◆ Extracted data
########

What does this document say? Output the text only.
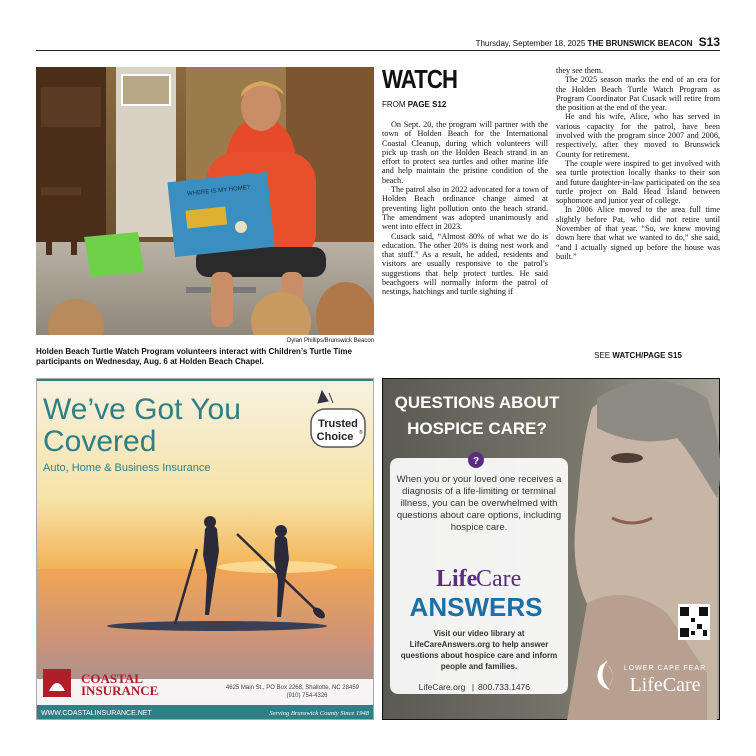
Thursday, September 18, 2025 THE BRUNSWICK BEACON S13
WHERE IS MY HOME?
Dylan Phillips/Brunswick Beacon
Holden Beach Turtle Watch Program volunteers interact with Children’s Turtle Time participants on Wednesday, Aug. 6 at Holden Beach Chapel.
WATCH
FROM PAGE S12

On Sept. 20, the program will partner with the town of Holden Beach for the International Coastal Cleanup, during which volunteers will pick up trash on the Holden Beach strand in an effort to protect sea turtles and other marine life and help maintain the pristine condition of the beach.

The patrol also in 2022 advocated for a town of Holden Beach ordinance change aimed at preventing light pollution onto the beach strand. The amendment was adopted unanimously and went into effect in 2023.

Cusack said, “Almost 80% of what we do is education. The other 20% is doing nest work and that stuff.” As a result, he added, residents and visitors are usually responsive to the patrol’s suggestions that help protect turtles. He said beachgoers will normally inform the patrol of nestings, hatchings and turtle sighting if

they see them.

The 2025 season marks the end of an era for the Holden Beach Turtle Watch Program as Program Coordinator Pat Cusack will retire from the position at the end of the year.

He and his wife, Alice, who has served in various capacity for the patrol, have been involved with the program since 2007 and 2006, respectively, after they moved to Brunswick County for retirement.

The couple were inspired to get involved with sea turtle protection locally thanks to their son and future daughter-in-law participated on the sea turtle project on Bald Head Island between sophomore and junior year of college.

In 2006 Alice moved to the area full time slightly before Pat, who did not retire until November of that year. “So, we knew moving down here that what we wanted to do,” she said, “and I actually signed up before the house was built.”

SEE WATCH/PAGE S15
We’ve Got You
Covered
Auto, Home & Business Insurance
Trusted
Choice ®
COASTAL
INSURANCE	4625 Main St., PO Box 2268, Shallotte, NC 28459
(910) 754-4326
WWW.COASTALINSURANCE.NET	Serving Brunswick County Since 1948
QUESTIONS ABOUT
HOSPICE CARE?
?
When you or your loved one receives a diagnosis of a life-limiting or terminal illness, you can be overwhelmed with questions about care options, including hospice care.
Life
Care
ANSWERS
Visit our video library at LifeCareAnswers.org to help answer questions about hospice care and inform people and families.
LifeCare.org | 800.733.1476
LOWER CAPE FEAR
LifeCare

########

◆ Your instructions
Return every line containing "Alice".

◆ Response to the task
He and his wife, Alice, who has served in various capacity for the patrol, have been involved with the program since 2007 and 2006, respectively, after they moved to Brunswick County for retirement.
In 2006 Alice moved to the area full time slightly before Pat, who did not retire until November of that year. “So, we knew moving down here that what we wanted to do,” she said, “and I actually signed up before the house was built.”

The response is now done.